═══ Data extract ═══

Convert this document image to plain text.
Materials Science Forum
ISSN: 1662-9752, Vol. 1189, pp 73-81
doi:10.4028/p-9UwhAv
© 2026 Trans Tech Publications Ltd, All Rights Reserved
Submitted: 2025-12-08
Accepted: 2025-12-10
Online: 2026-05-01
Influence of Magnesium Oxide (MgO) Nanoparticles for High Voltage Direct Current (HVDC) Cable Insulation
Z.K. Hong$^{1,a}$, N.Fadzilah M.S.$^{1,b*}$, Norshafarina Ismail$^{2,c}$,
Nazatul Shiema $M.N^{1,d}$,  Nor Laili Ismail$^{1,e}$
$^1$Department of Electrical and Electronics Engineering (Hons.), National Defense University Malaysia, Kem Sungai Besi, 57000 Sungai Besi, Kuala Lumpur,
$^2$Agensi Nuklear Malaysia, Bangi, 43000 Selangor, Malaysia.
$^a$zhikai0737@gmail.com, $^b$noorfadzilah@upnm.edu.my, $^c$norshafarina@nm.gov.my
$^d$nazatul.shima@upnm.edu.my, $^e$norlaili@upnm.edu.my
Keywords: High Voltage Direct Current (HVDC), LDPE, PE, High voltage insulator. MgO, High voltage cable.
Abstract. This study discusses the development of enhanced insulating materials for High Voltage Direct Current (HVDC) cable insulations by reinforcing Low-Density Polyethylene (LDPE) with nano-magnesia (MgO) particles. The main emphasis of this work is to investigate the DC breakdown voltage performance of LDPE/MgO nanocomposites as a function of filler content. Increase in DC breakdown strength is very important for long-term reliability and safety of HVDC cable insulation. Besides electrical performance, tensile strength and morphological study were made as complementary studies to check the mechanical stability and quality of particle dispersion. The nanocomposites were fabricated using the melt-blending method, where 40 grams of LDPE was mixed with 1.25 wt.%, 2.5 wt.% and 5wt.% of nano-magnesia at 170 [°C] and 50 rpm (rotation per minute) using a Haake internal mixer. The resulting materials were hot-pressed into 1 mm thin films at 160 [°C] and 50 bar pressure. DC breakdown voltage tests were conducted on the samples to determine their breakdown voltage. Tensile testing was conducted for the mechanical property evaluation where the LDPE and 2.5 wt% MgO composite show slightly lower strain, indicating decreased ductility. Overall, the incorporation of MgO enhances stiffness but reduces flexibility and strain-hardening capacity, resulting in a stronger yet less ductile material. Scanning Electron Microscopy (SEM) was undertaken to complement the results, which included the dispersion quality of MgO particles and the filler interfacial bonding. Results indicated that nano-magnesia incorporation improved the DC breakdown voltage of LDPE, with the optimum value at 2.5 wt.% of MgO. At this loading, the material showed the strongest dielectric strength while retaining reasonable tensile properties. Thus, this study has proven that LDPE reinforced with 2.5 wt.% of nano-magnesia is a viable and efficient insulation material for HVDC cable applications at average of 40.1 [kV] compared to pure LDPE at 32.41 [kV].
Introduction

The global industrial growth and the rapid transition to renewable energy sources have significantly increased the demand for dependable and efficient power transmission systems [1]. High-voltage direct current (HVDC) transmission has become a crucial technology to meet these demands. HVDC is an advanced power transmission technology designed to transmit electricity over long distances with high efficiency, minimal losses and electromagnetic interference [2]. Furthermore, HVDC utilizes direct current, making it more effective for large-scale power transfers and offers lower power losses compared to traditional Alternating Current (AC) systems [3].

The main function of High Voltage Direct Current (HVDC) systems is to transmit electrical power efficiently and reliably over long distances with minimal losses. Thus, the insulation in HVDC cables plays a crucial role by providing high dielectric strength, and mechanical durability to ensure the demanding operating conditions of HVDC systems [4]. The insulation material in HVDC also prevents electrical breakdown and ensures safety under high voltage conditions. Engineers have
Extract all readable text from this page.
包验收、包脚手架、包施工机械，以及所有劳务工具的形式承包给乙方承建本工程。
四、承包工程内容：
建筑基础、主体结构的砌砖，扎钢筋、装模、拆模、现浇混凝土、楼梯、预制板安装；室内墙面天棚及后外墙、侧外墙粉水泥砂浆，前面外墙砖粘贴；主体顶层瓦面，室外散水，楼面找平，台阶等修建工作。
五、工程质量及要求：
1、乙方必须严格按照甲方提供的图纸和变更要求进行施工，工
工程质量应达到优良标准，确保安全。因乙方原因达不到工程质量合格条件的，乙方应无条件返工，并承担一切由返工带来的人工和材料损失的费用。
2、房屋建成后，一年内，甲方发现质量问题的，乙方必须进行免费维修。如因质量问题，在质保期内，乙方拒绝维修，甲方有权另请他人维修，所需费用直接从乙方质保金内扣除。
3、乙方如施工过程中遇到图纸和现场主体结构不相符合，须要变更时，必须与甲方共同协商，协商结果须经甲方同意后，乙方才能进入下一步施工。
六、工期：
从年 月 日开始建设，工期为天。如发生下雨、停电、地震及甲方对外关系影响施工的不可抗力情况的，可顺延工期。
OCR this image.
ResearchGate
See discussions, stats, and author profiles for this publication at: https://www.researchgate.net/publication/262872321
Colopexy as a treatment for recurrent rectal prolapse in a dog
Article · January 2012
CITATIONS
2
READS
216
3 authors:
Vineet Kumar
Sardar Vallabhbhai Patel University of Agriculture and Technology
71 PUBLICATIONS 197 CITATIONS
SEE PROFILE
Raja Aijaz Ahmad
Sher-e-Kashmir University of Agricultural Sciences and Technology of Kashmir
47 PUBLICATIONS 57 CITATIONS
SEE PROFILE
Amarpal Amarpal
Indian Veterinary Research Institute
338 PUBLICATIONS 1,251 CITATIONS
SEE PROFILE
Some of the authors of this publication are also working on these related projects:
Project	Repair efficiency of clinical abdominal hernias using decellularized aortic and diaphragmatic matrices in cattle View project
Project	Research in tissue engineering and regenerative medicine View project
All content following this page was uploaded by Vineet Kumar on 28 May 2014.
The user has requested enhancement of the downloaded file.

═══

◆ **Required work**:
Repeat the lines above exactly.

◆ **Solution to this problem**:
Convert this document image to plain text.
Materials Science Forum
ISSN: 1662-9752, Vol. 1189, pp 73-81
doi:10.4028/p-9UwhAv
© 2026 Trans Tech Publications Ltd, All Rights Reserved
Submitted: 2025-12-08
Accepted: 2025-12-10
Online: 2026-05-01
Influence of Magnesium Oxide (MgO) Nanoparticles for High Voltage Direct Current (HVDC) Cable Insulation
Z.K. Hong$^{1,a}$, N.Fadzilah M.S.$^{1,b*}$, Norshafarina Ismail$^{2,c}$,
Nazatul Shiema $M.N^{1,d}$,  Nor Laili Ismail$^{1,e}$
$^1$Department of Electrical and Electronics Engineering (Hons.), National Defense University Malaysia, Kem Sungai Besi, 57000 Sungai Besi, Kuala Lumpur,
$^2$Agensi Nuklear Malaysia, Bangi, 43000 Selangor, Malaysia.
$^a$zhikai0737@gmail.com, $^b$noorfadzilah@upnm.edu.my, $^c$norshafarina@nm.gov.my
$^d$nazatul.shima@upnm.edu.my, $^e$norlaili@upnm.edu.my
Keywords: High Voltage Direct Current (HVDC), LDPE, PE, High voltage insulator. MgO, High voltage cable.
Abstract. This study discusses the development of enhanced insulating materials for High Voltage Direct Current (HVDC) cable insulations by reinforcing Low-Density Polyethylene (LDPE) with nano-magnesia (MgO) particles. The main emphasis of this work is to investigate the DC breakdown voltage performance of LDPE/MgO nanocomposites as a function of filler content. Increase in DC breakdown strength is very important for long-term reliability and safety of HVDC cable insulation. Besides electrical performance, tensile strength and morphological study were made as complementary studies to check the mechanical stability and quality of particle dispersion. The nanocomposites were fabricated using the melt-blending method, where 40 grams of LDPE was mixed with 1.25 wt.%, 2.5 wt.% and 5wt.% of nano-magnesia at 170 [°C] and 50 rpm (rotation per minute) using a Haake internal mixer. The resulting materials were hot-pressed into 1 mm thin films at 160 [°C] and 50 bar pressure. DC breakdown voltage tests were conducted on the samples to determine their breakdown voltage. Tensile testing was conducted for the mechanical property evaluation where the LDPE and 2.5 wt% MgO composite show slightly lower strain, indicating decreased ductility. Overall, the incorporation of MgO enhances stiffness but reduces flexibility and strain-hardening capacity, resulting in a stronger yet less ductile material. Scanning Electron Microscopy (SEM) was undertaken to complement the results, which included the dispersion quality of MgO particles and the filler interfacial bonding. Results indicated that nano-magnesia incorporation improved the DC breakdown voltage of LDPE, with the optimum value at 2.5 wt.% of MgO. At this loading, the material showed the strongest dielectric strength while retaining reasonable tensile properties. Thus, this study has proven that LDPE reinforced with 2.5 wt.% of nano-magnesia is a viable and efficient insulation material for HVDC cable applications at average of 40.1 [kV] compared to pure LDPE at 32.41 [kV].
Introduction

The global industrial growth and the rapid transition to renewable energy sources have significantly increased the demand for dependable and efficient power transmission systems [1]. High-voltage direct current (HVDC) transmission has become a crucial technology to meet these demands. HVDC is an advanced power transmission technology designed to transmit electricity over long distances with high efficiency, minimal losses and electromagnetic interference [2]. Furthermore, HVDC utilizes direct current, making it more effective for large-scale power transfers and offers lower power losses compared to traditional Alternating Current (AC) systems [3].

The main function of High Voltage Direct Current (HVDC) systems is to transmit electrical power efficiently and reliably over long distances with minimal losses. Thus, the insulation in HVDC cables plays a crucial role by providing high dielectric strength, and mechanical durability to ensure the demanding operating conditions of HVDC systems [4]. The insulation material in HVDC also prevents electrical breakdown and ensures safety under high voltage conditions. Engineers have
Extract all readable text from this page.
包验收、包脚手架、包施工机械，以及所有劳务工具的形式承包给乙方承建本工程。
四、承包工程内容：
建筑基础、主体结构的砌砖，扎钢筋、装模、拆模、现浇混凝土、楼梯、预制板安装；室内墙面天棚及后外墙、侧外墙粉水泥砂浆，前面外墙砖粘贴；主体顶层瓦面，室外散水，楼面找平，台阶等修建工作。
五、工程质量及要求：
1、乙方必须严格按照甲方提供的图纸和变更要求进行施工，工
工程质量应达到优良标准，确保安全。因乙方原因达不到工程质量合格条件的，乙方应无条件返工，并承担一切由返工带来的人工和材料损失的费用。
2、房屋建成后，一年内，甲方发现质量问题的，乙方必须进行免费维修。如因质量问题，在质保期内，乙方拒绝维修，甲方有权另请他人维修，所需费用直接从乙方质保金内扣除。
3、乙方如施工过程中遇到图纸和现场主体结构不相符合，须要变更时，必须与甲方共同协商，协商结果须经甲方同意后，乙方才能进入下一步施工。
六、工期：
从年 月 日开始建设，工期为天。如发生下雨、停电、地震及甲方对外关系影响施工的不可抗力情况的，可顺延工期。
OCR this image.
ResearchGate
See discussions, stats, and author profiles for this publication at: https://www.researchgate.net/publication/262872321
Colopexy as a treatment for recurrent rectal prolapse in a dog
Article · January 2012
CITATIONS
2
READS
216
3 authors:
Vineet Kumar
Sardar Vallabhbhai Patel University of Agriculture and Technology
71 PUBLICATIONS 197 CITATIONS
SEE PROFILE
Raja Aijaz Ahmad
Sher-e-Kashmir University of Agricultural Sciences and Technology of Kashmir
47 PUBLICATIONS 57 CITATIONS
SEE PROFILE
Amarpal Amarpal
Indian Veterinary Research Institute
338 PUBLICATIONS 1,251 CITATIONS
SEE PROFILE
Some of the authors of this publication are also working on these related projects:
Project	Repair efficiency of clinical abdominal hernias using decellularized aortic and diaphragmatic matrices in cattle View project
Project	Research in tissue engineering and regenerative medicine View project
All content following this page was uploaded by Vineet Kumar on 28 May 2014.
The user has requested enhancement of the downloaded file.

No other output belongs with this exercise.